Given problem 1 — In the passage on foreign withholding tax, what is the rate of the U.S. federal withholding tax that the legislation imposes?
Given problem 2 — Please extend the passage on foreign withholding tax, picking up after its final sentence.

Text excerpt —
-------------------------

Recently enacted legislation affecting taxation of our common stock held by or through foreign entities

        Recently enacted legislation generally will impose a U.S. federal withholding tax of 30% on dividends and the gross proceeds of a disposition of our common stock paid after December 31, 2012 to (a) a foreign financial institution unless such institution enters into an agreement with the U.S. government to withhold on certain payments and to collect and provide to the U.S. tax authorities substantial information regarding U.S. account holders of such institution (which includes certain equity and debt holders of such institution, as well as certain account holders that are foreign entities with U.S. owners), or (b) a non-financial foreign entity unless such entity provides the withholding agent with either a certification that it does not have any substantial direct or indirect U.S. owners or provides information regarding direct and indirect U.S. owners of the entity. Under certain circumstances, a Non-U.S. Holder might be eligible for refunds or credits of such taxes. Holders are encouraged to consult with their own tax advisors regarding the possible implications of the legislation on their investment in our common stock.

-------------------------

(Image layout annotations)
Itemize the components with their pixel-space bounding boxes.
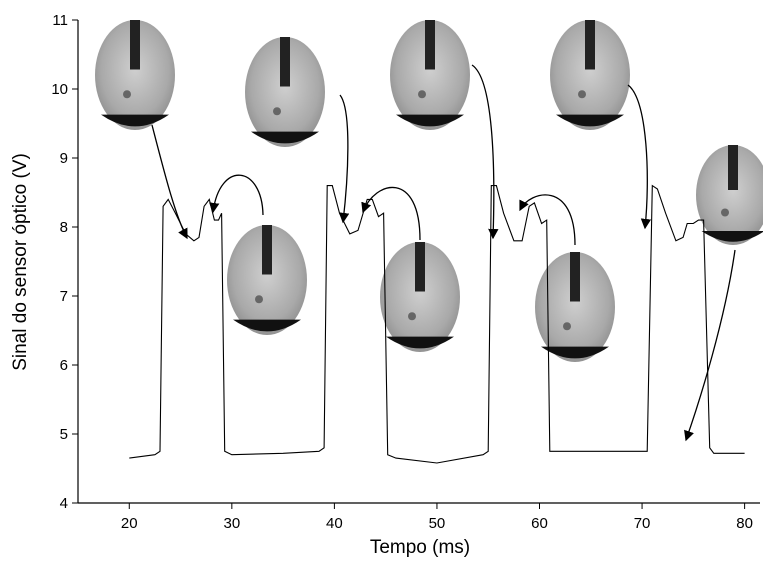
photo-base [556,114,624,127]
photo-base [701,231,763,242]
needle [262,225,272,275]
arrow [684,249,736,442]
y-tick-label: 4 [60,495,68,512]
arrow [209,174,264,216]
arrow [151,124,188,240]
photo-base [233,319,301,332]
needle [130,20,140,70]
needle [425,20,435,70]
photo [380,242,460,352]
needle [570,252,580,302]
x-axis-label: Tempo (ms) [370,537,470,558]
x-tick-label: 20 [121,515,138,532]
needle [585,20,595,70]
arrow [338,94,350,224]
arrow [361,186,421,241]
needle [415,242,425,292]
photo-base [396,114,464,127]
y-tick-label: 10 [51,81,68,98]
droplet [408,312,416,321]
y-tick-label: 6 [60,357,68,374]
x-tick-label: 30 [223,515,240,532]
y-axis-label: Sinal do sensor óptico (V) [10,153,31,371]
photo-insets [95,20,763,442]
droplet [255,295,263,304]
y-tick-label: 7 [60,288,68,305]
y-tick-label: 8 [60,219,68,236]
photo-base [101,114,169,127]
arrow [471,64,499,240]
photo [227,225,307,335]
x-tick-label: 70 [634,515,651,532]
photo [535,252,615,362]
droplet [578,90,586,99]
photo [390,20,470,130]
x-tick-label: 60 [531,515,548,532]
arrow [627,84,652,230]
droplet [563,322,571,331]
droplet [123,90,131,99]
needle [728,145,738,190]
photo [245,37,325,147]
x-tick-label: 40 [326,515,343,532]
photo [550,20,630,130]
data-line [129,184,745,464]
needle [280,37,290,87]
photo-base [251,131,319,144]
x-tick-label: 80 [736,515,753,532]
photo-base [541,346,609,359]
x-tick-label: 50 [429,515,446,532]
photo-base [386,336,454,349]
droplet [721,208,729,217]
y-tick-label: 9 [60,150,68,167]
y-tick-label: 5 [60,426,68,443]
droplet [418,90,426,99]
y-tick-label: 11 [52,12,68,29]
photo [95,20,175,130]
arrow [519,194,576,246]
photo [696,145,763,245]
droplet [273,107,281,116]
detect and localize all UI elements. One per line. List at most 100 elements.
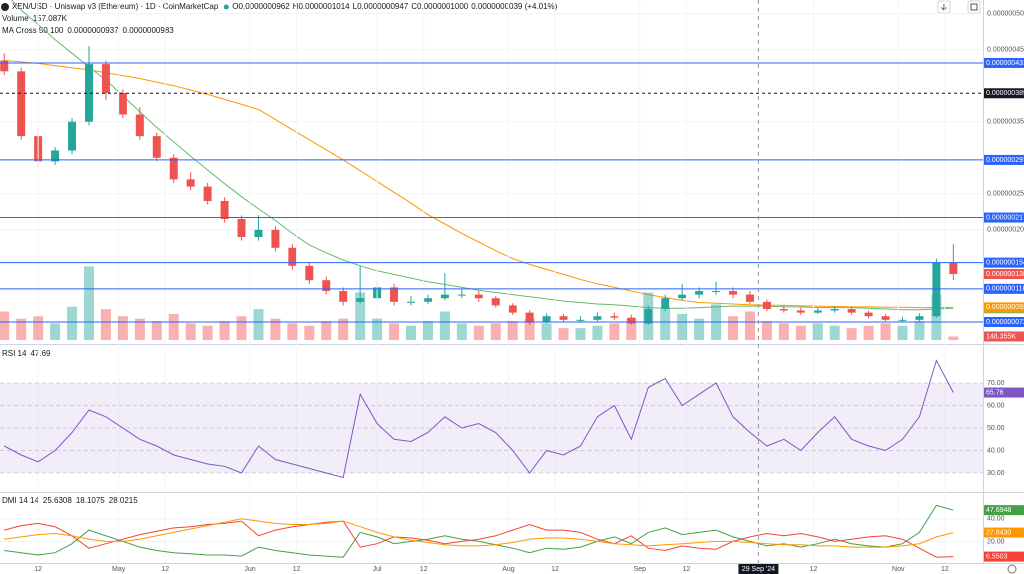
candle-body: [915, 316, 924, 320]
y-tick-label: 30.00: [987, 470, 1005, 477]
ohlc-value: 0.0000000947: [357, 2, 409, 11]
axis-tag: [984, 387, 1024, 398]
x-tick-label: 12: [683, 566, 691, 573]
y-tick-label: 0.0000002500: [987, 191, 1024, 198]
volume-bar: [83, 266, 94, 340]
candle-body: [593, 316, 602, 320]
candle-body: [762, 301, 771, 310]
volume-bar: [50, 323, 61, 340]
volume-value: 157.087K: [33, 14, 68, 23]
x-tick-label: Aug: [502, 566, 515, 573]
x-tick-label: Sep: [634, 566, 647, 573]
pane: [0, 359, 983, 479]
volume-bar: [338, 318, 349, 340]
candle-body: [68, 121, 77, 151]
dmi-line: [4, 504, 954, 558]
volume-bar: [202, 325, 213, 340]
x-tick-label: 12: [810, 566, 818, 573]
candle-body: [644, 309, 653, 324]
volume-bar: [863, 325, 874, 340]
axis-tag: [984, 527, 1024, 538]
crosshair-label: 29 Sep '24: [742, 566, 775, 573]
volume-bar: [761, 321, 772, 340]
dmi-value: 25.6308: [43, 496, 72, 505]
candle-body: [627, 317, 636, 324]
rsi-line: [3, 359, 954, 479]
x-tick-label: Nov: [892, 566, 905, 573]
volume-bar: [795, 325, 806, 340]
candle-body: [576, 319, 585, 321]
volume-bar: [575, 328, 586, 340]
ohlc-value: 0.0000001000: [417, 2, 469, 11]
candle-body: [406, 301, 415, 303]
candle-body: [745, 294, 754, 302]
candle-body: [881, 316, 890, 320]
axis-tag-label: 0.0000000720: [986, 319, 1024, 326]
moving-average: [4, 60, 954, 309]
candle-body: [423, 298, 432, 302]
dmi-line: [4, 520, 954, 558]
candle-body: [813, 310, 822, 313]
candle-body: [237, 218, 246, 237]
pane: [0, 0, 983, 325]
volume-bar: [643, 292, 654, 340]
volume-bar: [880, 323, 891, 340]
ohlc-value: 0.0000000962: [239, 2, 291, 11]
volume-bar: [728, 316, 739, 340]
maximize-icon: [970, 3, 978, 11]
candle-body: [339, 291, 348, 302]
clock-icon[interactable]: [1007, 564, 1017, 574]
x-tick-label: 12: [941, 566, 949, 573]
candle-body: [84, 64, 93, 122]
axis-tag-label: 27.8430: [986, 529, 1011, 536]
candle-body: [440, 294, 449, 299]
candle-body: [678, 294, 687, 299]
candle-body: [101, 64, 110, 93]
volume-bar: [558, 328, 569, 340]
candle-body: [898, 319, 907, 321]
axis-tag-label: 0.0000002170: [986, 214, 1024, 221]
maximize-button[interactable]: [967, 0, 981, 14]
ohlc-value: 0.0000001014: [298, 2, 350, 11]
x-tick-label: 12: [161, 566, 169, 573]
candle-body: [695, 291, 704, 295]
x-tick-label: Jul: [373, 566, 382, 573]
volume-bar: [304, 325, 315, 340]
rsi-value: 47.69: [30, 349, 51, 358]
axis-tag-label: 0.0000004316: [986, 60, 1024, 67]
ohlc-label: H: [293, 2, 299, 11]
y-tick-label: 20.00: [987, 538, 1005, 545]
axis-tag: [984, 154, 1024, 165]
axis-tag-label: 148.355K: [986, 333, 1016, 340]
candle-body: [51, 150, 60, 162]
volume-bar: [744, 311, 755, 340]
x-tick-label: 12: [293, 566, 301, 573]
volume-bar: [355, 292, 366, 340]
ohlc-label: O: [232, 2, 238, 11]
volume-bar: [626, 318, 637, 340]
candle-body: [542, 316, 551, 322]
volume-bar: [389, 323, 400, 340]
volume-bar: [507, 321, 518, 340]
y-tick-label: 0.0000005000: [987, 11, 1024, 18]
price-change: 0.0000000039 (+4.01%): [471, 2, 557, 11]
volume-bar: [287, 323, 298, 340]
volume-bar: [931, 294, 942, 340]
candle-body: [118, 92, 127, 115]
volume-bar: [151, 321, 162, 340]
y-tick-label: 70.00: [987, 380, 1005, 387]
axis-tag: [984, 88, 1024, 99]
status-dot: [223, 4, 229, 10]
volume-bar: [812, 323, 823, 340]
candle-body: [254, 229, 263, 237]
axis-tag-label: 65.76: [986, 389, 1004, 396]
candle-body: [220, 200, 229, 219]
rsi-legend: RSI 14: [2, 349, 27, 358]
ma-legend: MA Cross 50 100: [2, 26, 64, 35]
y-tick-label: 40.00: [987, 516, 1005, 523]
ma100-value: 0.0000000983: [123, 26, 175, 35]
axis-tag-label: 0.0000001386: [986, 271, 1024, 278]
y-tick-label: 0.0000004500: [987, 47, 1024, 54]
candle-body: [305, 265, 314, 281]
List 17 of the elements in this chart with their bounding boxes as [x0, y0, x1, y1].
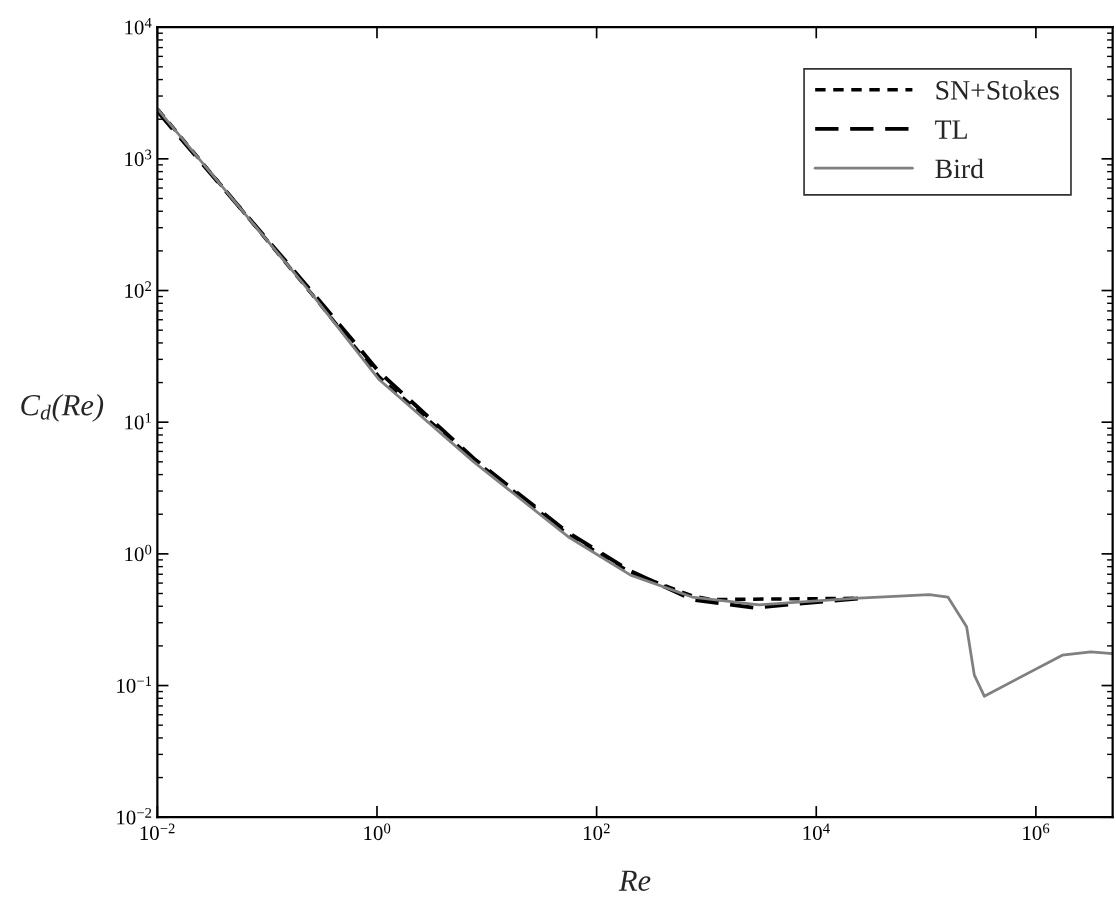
y-tick-label: 10$^{−2}$ [117, 807, 152, 825]
x-tick-label: 10$^{0}$ [364, 823, 391, 841]
x-tick-label: 10$^{−2}$ [140, 823, 175, 841]
x-tick-label: 10$^{6}$ [1023, 823, 1050, 841]
x-axis-title: Re [618, 870, 651, 891]
y-tick-label: 10$^{3}$ [125, 149, 152, 167]
legend-label: Bird [935, 158, 984, 179]
y-tick-label: 10$^{2}$ [125, 281, 152, 298]
x-tick-label: 10$^{2}$ [583, 823, 610, 841]
y-tick-label: 10$^{1}$ [125, 412, 151, 430]
y-tick-label: 10$^{4}$ [125, 17, 152, 35]
y-tick-label: 10$^{−1}$ [117, 676, 152, 693]
x-tick-label: 10$^{4}$ [803, 823, 830, 841]
y-tick-label: 10$^{0}$ [125, 544, 152, 562]
legend-label: TL [935, 120, 967, 139]
legend-label: SN+Stokes [936, 80, 1059, 100]
y-axis-title: C$_{d}$(Re) [21, 394, 104, 422]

-------------------------

Task response 1 — 30%

Task response 2 —
U.S. Federal Estate Tax

        Common stock owned or treated as owned by an individual who is a Non-U.S. Holder at the time of death generally will be included in the individual's gross estate for U.S. federal estate tax purposes and may be subject to U.S. federal estate tax unless an applicable estate tax treaty provides otherwise.

        THE PRECEDING DISCUSSION OF U.S. FEDERAL INCOME TAX CONSIDERATIONS IS FOR GENERAL INFORMATION ONLY. IT IS NOT TAX ADVICE. EACH PROSPECTIVE INVESTOR SHOULD CONSULT ITS OWN TAX ADVISOR REGARDING THE TAX CONSEQUENCES OF PURCHASING, HOLDING AND DISPOSING OF OUR COMMON STOCK, INCLUDING THE CONSEQUENCES OF ANY PROPOSED CHANGE IN APPLICABLE LAW.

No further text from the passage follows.